TUANZ Telecommunications Day 2005

Douglas Webb, Telecommunications Commissioner, 28 July 2005

I would like to start by thanking TUANZ for inviting me to talk to you today.

The focus of this event is on the state of New Zealand's telecommunications services and what can be done to lift our performance relative to our OECD comparators.

This focus is central to the regulatory system, expressed in the Telecommunications Act as the promotion of competition for the long-term benefit of consumers.

I am delighted that TUANZ was able to arrange for us to hear first hand from a regulator as eminent as Denmark's Jorgen Andersen, at this conference.

The Danish telecommunications market appears to have performed exceedingly well, on most indicators, during his period as director general of his country's national IT and telecom agency.

All regulators are very modest people when it comes to taking blame for unfavourable outcomes in our various markets;

And as modest people, we will, of course, cheerfully take all the credit where things happen to go right.

I have no doubt however that in his case, a great deal of credit does genuinely rest with him and his colleagues, for the work they've done.

In addition, of course, Jorgen Andersen serves as Chairman of the European Regulators' Group.

Through that group he plays an influential role in ensuring the consistency of regulatory outcomes, across the whole of the European Union.

It is a pleasure and a privilege to have him with us today.

In my role I often meet with telecommunications regulators from other countries.

In those discussions, we look at the similarities and the differences in our approaches to regulation.

As you would expect, issues of market structure and the use of market power to deter entry by competitors of the incumbent are similar in most countries.

Regulatory systems and their operating rules also are generally quite consistent on the role of regulation in ensuring that the competitive process is alive and well.

### DATA EXCERPTS
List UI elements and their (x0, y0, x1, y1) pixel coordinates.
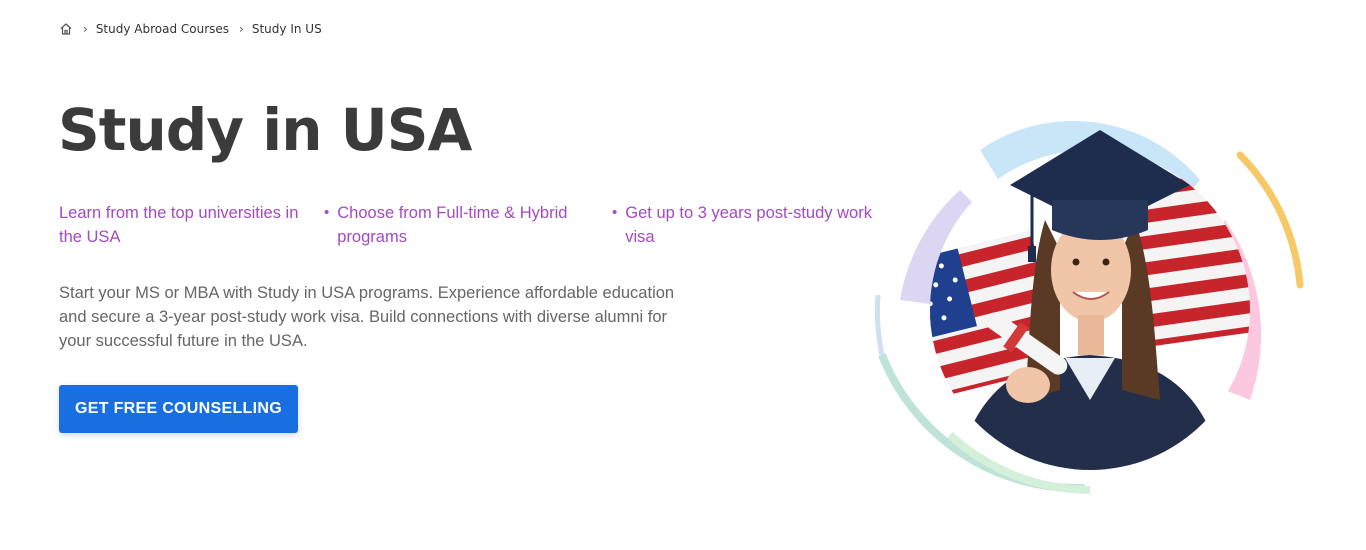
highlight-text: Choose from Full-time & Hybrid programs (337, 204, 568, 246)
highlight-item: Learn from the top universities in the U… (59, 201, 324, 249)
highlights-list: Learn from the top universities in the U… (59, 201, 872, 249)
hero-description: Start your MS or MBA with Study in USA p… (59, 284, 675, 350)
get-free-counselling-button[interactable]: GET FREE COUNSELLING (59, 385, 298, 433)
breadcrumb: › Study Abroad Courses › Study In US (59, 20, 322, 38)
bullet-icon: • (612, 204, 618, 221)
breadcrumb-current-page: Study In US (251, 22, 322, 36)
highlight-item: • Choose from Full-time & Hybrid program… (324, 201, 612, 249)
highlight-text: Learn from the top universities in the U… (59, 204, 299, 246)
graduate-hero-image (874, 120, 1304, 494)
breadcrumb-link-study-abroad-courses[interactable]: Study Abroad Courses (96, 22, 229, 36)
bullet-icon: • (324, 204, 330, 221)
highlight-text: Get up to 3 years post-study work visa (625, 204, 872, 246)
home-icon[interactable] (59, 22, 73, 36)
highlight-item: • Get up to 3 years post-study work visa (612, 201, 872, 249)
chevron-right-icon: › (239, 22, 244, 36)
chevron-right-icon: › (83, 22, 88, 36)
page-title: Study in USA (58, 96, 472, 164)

### EXERCISE REQUIREMENTS
1. Answer these questions using the Telecommunications Day 2005 speech:
(a) Who gave the speech, and on what date?
(b) Which group does Jorgen Andersen serve as Chairman of?
(c) How does the Telecommunications Act express the focus that the speech calls central to the regulatory system?
2. Quote the Telecommunications Day 2005 speech word for word, starting at "The Danish telecommunications" and ending at "work they've done.".

### ANSWERS TO THE EXERCISE
1.
(a) Douglas Webb, Telecommunications Commissioner, on 28 July 2005.
(b) The European Regulators' Group.
(c) As the promotion of competition for the long-term benefit of consumers.

2.
The Danish telecommunications market appears to have performed exceedingly well, on most indicators, during his period as director general of his country's national IT and telecom agency.

All regulators are very modest people when it comes to taking blame for unfavourable outcomes in our various markets;

And as modest people, we will, of course, cheerfully take all the credit where things happen to go right.

I have no doubt however that in his case, a great deal of credit does genuinely rest with him and his colleagues, for the work they've done.